-- BEGIN Records for processing --
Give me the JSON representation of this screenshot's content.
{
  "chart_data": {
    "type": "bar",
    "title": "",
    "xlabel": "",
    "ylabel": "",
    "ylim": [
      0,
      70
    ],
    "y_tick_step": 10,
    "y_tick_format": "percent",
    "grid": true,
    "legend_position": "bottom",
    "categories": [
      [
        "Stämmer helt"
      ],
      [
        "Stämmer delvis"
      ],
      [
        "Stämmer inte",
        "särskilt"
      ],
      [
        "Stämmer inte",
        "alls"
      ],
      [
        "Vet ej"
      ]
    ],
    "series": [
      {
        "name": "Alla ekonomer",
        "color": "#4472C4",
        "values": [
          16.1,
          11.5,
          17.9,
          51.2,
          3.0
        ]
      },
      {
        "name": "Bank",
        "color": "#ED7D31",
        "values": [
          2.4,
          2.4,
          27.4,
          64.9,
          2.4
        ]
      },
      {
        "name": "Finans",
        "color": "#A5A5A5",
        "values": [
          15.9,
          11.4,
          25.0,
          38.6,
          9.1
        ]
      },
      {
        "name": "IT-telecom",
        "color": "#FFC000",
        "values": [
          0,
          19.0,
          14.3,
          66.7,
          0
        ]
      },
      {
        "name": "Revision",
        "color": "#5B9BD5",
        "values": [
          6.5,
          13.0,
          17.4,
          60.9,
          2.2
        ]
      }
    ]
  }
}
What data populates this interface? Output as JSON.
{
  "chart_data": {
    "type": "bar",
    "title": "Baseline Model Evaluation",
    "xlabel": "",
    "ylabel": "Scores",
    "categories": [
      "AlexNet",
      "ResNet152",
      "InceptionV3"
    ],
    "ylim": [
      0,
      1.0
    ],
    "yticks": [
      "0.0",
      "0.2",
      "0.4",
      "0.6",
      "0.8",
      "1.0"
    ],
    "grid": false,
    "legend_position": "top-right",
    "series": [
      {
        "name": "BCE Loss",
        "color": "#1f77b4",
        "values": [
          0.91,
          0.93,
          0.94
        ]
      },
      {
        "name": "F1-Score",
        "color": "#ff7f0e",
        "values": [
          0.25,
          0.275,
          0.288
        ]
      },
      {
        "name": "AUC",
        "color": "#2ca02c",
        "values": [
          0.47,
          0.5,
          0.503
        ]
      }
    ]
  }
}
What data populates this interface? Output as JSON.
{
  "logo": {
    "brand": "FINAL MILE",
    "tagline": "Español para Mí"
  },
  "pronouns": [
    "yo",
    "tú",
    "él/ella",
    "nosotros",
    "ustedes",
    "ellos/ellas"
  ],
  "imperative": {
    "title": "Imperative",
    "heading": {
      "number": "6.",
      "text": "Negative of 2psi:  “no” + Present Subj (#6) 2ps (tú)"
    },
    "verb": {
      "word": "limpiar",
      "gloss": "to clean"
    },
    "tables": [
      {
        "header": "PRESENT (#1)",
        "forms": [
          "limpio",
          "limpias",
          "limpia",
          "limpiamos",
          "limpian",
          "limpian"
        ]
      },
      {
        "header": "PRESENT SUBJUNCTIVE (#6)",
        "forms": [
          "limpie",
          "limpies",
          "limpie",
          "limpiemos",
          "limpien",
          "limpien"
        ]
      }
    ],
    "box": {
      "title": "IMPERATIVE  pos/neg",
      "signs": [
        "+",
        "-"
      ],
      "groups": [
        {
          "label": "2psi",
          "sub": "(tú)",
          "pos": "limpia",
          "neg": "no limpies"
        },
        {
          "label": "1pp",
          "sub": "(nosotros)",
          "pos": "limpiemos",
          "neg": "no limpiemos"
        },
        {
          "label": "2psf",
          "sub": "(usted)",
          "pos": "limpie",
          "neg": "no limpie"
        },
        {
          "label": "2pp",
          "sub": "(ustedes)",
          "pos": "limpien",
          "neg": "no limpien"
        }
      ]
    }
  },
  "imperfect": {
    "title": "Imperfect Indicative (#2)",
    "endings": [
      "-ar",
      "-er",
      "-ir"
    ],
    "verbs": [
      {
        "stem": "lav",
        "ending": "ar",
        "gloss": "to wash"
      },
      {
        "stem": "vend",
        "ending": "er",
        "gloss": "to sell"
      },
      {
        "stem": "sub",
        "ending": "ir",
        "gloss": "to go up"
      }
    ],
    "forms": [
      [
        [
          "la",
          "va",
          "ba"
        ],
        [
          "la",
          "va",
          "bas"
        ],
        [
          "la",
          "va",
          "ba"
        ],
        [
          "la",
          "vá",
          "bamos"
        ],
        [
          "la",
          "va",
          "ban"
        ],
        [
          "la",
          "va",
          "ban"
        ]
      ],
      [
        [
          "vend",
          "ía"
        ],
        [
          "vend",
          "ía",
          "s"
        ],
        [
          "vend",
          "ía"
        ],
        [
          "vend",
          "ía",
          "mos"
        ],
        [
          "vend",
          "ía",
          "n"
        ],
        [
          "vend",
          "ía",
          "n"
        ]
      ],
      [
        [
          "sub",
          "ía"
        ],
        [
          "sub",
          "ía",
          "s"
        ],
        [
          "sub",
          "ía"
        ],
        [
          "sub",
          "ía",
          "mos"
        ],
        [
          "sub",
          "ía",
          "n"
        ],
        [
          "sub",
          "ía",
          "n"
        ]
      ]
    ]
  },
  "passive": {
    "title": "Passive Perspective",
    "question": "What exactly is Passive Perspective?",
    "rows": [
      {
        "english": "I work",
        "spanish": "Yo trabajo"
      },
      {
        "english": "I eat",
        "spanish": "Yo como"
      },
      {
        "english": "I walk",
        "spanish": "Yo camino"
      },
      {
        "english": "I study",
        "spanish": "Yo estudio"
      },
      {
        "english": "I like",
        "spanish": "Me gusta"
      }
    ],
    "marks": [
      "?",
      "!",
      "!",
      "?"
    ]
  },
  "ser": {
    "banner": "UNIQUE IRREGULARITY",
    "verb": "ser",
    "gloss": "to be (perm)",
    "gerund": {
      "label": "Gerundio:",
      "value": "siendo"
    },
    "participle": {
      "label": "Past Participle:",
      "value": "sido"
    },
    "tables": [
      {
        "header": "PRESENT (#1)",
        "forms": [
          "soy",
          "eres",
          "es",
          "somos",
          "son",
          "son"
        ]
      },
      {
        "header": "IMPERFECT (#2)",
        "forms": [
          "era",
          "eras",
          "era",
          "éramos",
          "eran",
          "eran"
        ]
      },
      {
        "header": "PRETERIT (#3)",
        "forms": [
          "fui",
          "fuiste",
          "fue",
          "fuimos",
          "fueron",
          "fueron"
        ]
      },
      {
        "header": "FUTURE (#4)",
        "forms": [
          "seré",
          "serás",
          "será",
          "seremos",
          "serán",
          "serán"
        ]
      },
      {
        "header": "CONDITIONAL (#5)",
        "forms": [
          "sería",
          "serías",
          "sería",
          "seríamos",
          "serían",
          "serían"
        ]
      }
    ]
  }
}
-- END Records for processing --
Problem →
Please set down the whole listing above without altering a single line.

Exercise solution →
Give me the JSON representation of this screenshot's content.
{
  "chart_data": {
    "type": "bar",
    "title": "",
    "xlabel": "",
    "ylabel": "",
    "ylim": [
      0,
      70
    ],
    "y_tick_step": 10,
    "y_tick_format": "percent",
    "grid": true,
    "legend_position": "bottom",
    "categories": [
      [
        "Stämmer helt"
      ],
      [
        "Stämmer delvis"
      ],
      [
        "Stämmer inte",
        "särskilt"
      ],
      [
        "Stämmer inte",
        "alls"
      ],
      [
        "Vet ej"
      ]
    ],
    "series": [
      {
        "name": "Alla ekonomer",
        "color": "#4472C4",
        "values": [
          16.1,
          11.5,
          17.9,
          51.2,
          3.0
        ]
      },
      {
        "name": "Bank",
        "color": "#ED7D31",
        "values": [
          2.4,
          2.4,
          27.4,
          64.9,
          2.4
        ]
      },
      {
        "name": "Finans",
        "color": "#A5A5A5",
        "values": [
          15.9,
          11.4,
          25.0,
          38.6,
          9.1
        ]
      },
      {
        "name": "IT-telecom",
        "color": "#FFC000",
        "values": [
          0,
          19.0,
          14.3,
          66.7,
          0
        ]
      },
      {
        "name": "Revision",
        "color": "#5B9BD5",
        "values": [
          6.5,
          13.0,
          17.4,
          60.9,
          2.2
        ]
      }
    ]
  }
}
What data populates this interface? Output as JSON.
{
  "chart_data": {
    "type": "bar",
    "title": "Baseline Model Evaluation",
    "xlabel": "",
    "ylabel": "Scores",
    "categories": [
      "AlexNet",
      "ResNet152",
      "InceptionV3"
    ],
    "ylim": [
      0,
      1.0
    ],
    "yticks": [
      "0.0",
      "0.2",
      "0.4",
      "0.6",
      "0.8",
      "1.0"
    ],
    "grid": false,
    "legend_position": "top-right",
    "series": [
      {
        "name": "BCE Loss",
        "color": "#1f77b4",
        "values": [
          0.91,
          0.93,
          0.94
        ]
      },
      {
        "name": "F1-Score",
        "color": "#ff7f0e",
        "values": [
          0.25,
          0.275,
          0.288
        ]
      },
      {
        "name": "AUC",
        "color": "#2ca02c",
        "values": [
          0.47,
          0.5,
          0.503
        ]
      }
    ]
  }
}
What data populates this interface? Output as JSON.
{
  "logo": {
    "brand": "FINAL MILE",
    "tagline": "Español para Mí"
  },
  "pronouns": [
    "yo",
    "tú",
    "él/ella",
    "nosotros",
    "ustedes",
    "ellos/ellas"
  ],
  "imperative": {
    "title": "Imperative",
    "heading": {
      "number": "6.",
      "text": "Negative of 2psi:  “no” + Present Subj (#6) 2ps (tú)"
    },
    "verb": {
      "word": "limpiar",
      "gloss": "to clean"
    },
    "tables": [
      {
        "header": "PRESENT (#1)",
        "forms": [
          "limpio",
          "limpias",
          "limpia",
          "limpiamos",
          "limpian",
          "limpian"
        ]
      },
      {
        "header": "PRESENT SUBJUNCTIVE (#6)",
        "forms": [
          "limpie",
          "limpies",
          "limpie",
          "limpiemos",
          "limpien",
          "limpien"
        ]
      }
    ],
    "box": {
      "title": "IMPERATIVE  pos/neg",
      "signs": [
        "+",
        "-"
      ],
      "groups": [
        {
          "label": "2psi",
          "sub": "(tú)",
          "pos": "limpia",
          "neg": "no limpies"
        },
        {
          "label": "1pp",
          "sub": "(nosotros)",
          "pos": "limpiemos",
          "neg": "no limpiemos"
        },
        {
          "label": "2psf",
          "sub": "(usted)",
          "pos": "limpie",
          "neg": "no limpie"
        },
        {
          "label": "2pp",
          "sub": "(ustedes)",
          "pos": "limpien",
          "neg": "no limpien"
        }
      ]
    }
  },
  "imperfect": {
    "title": "Imperfect Indicative (#2)",
    "endings": [
      "-ar",
      "-er",
      "-ir"
    ],
    "verbs": [
      {
        "stem": "lav",
        "ending": "ar",
        "gloss": "to wash"
      },
      {
        "stem": "vend",
        "ending": "er",
        "gloss": "to sell"
      },
      {
        "stem": "sub",
        "ending": "ir",
        "gloss": "to go up"
      }
    ],
    "forms": [
      [
        [
          "la",
          "va",
          "ba"
        ],
        [
          "la",
          "va",
          "bas"
        ],
        [
          "la",
          "va",
          "ba"
        ],
        [
          "la",
          "vá",
          "bamos"
        ],
        [
          "la",
          "va",
          "ban"
        ],
        [
          "la",
          "va",
          "ban"
        ]
      ],
      [
        [
          "vend",
          "ía"
        ],
        [
          "vend",
          "ía",
          "s"
        ],
        [
          "vend",
          "ía"
        ],
        [
          "vend",
          "ía",
          "mos"
        ],
        [
          "vend",
          "ía",
          "n"
        ],
        [
          "vend",
          "ía",
          "n"
        ]
      ],
      [
        [
          "sub",
          "ía"
        ],
        [
          "sub",
          "ía",
          "s"
        ],
        [
          "sub",
          "ía"
        ],
        [
          "sub",
          "ía",
          "mos"
        ],
        [
          "sub",
          "ía",
          "n"
        ],
        [
          "sub",
          "ía",
          "n"
        ]
      ]
    ]
  },
  "passive": {
    "title": "Passive Perspective",
    "question": "What exactly is Passive Perspective?",
    "rows": [
      {
        "english": "I work",
        "spanish": "Yo trabajo"
      },
      {
        "english": "I eat",
        "spanish": "Yo como"
      },
      {
        "english": "I walk",
        "spanish": "Yo camino"
      },
      {
        "english": "I study",
        "spanish": "Yo estudio"
      },
      {
        "english": "I like",
        "spanish": "Me gusta"
      }
    ],
    "marks": [
      "?",
      "!",
      "!",
      "?"
    ]
  },
  "ser": {
    "banner": "UNIQUE IRREGULARITY",
    "verb": "ser",
    "gloss": "to be (perm)",
    "gerund": {
      "label": "Gerundio:",
      "value": "siendo"
    },
    "participle": {
      "label": "Past Participle:",
      "value": "sido"
    },
    "tables": [
      {
        "header": "PRESENT (#1)",
        "forms": [
          "soy",
          "eres",
          "es",
          "somos",
          "son",
          "son"
        ]
      },
      {
        "header": "IMPERFECT (#2)",
        "forms": [
          "era",
          "eras",
          "era",
          "éramos",
          "eran",
          "eran"
        ]
      },
      {
        "header": "PRETERIT (#3)",
        "forms": [
          "fui",
          "fuiste",
          "fue",
          "fuimos",
          "fueron",
          "fueron"
        ]
      },
      {
        "header": "FUTURE (#4)",
        "forms": [
          "seré",
          "serás",
          "será",
          "seremos",
          "serán",
          "serán"
        ]
      },
      {
        "header": "CONDITIONAL (#5)",
        "forms": [
          "sería",
          "serías",
          "sería",
          "seríamos",
          "serían",
          "serían"
        ]
      }
    ]
  }
}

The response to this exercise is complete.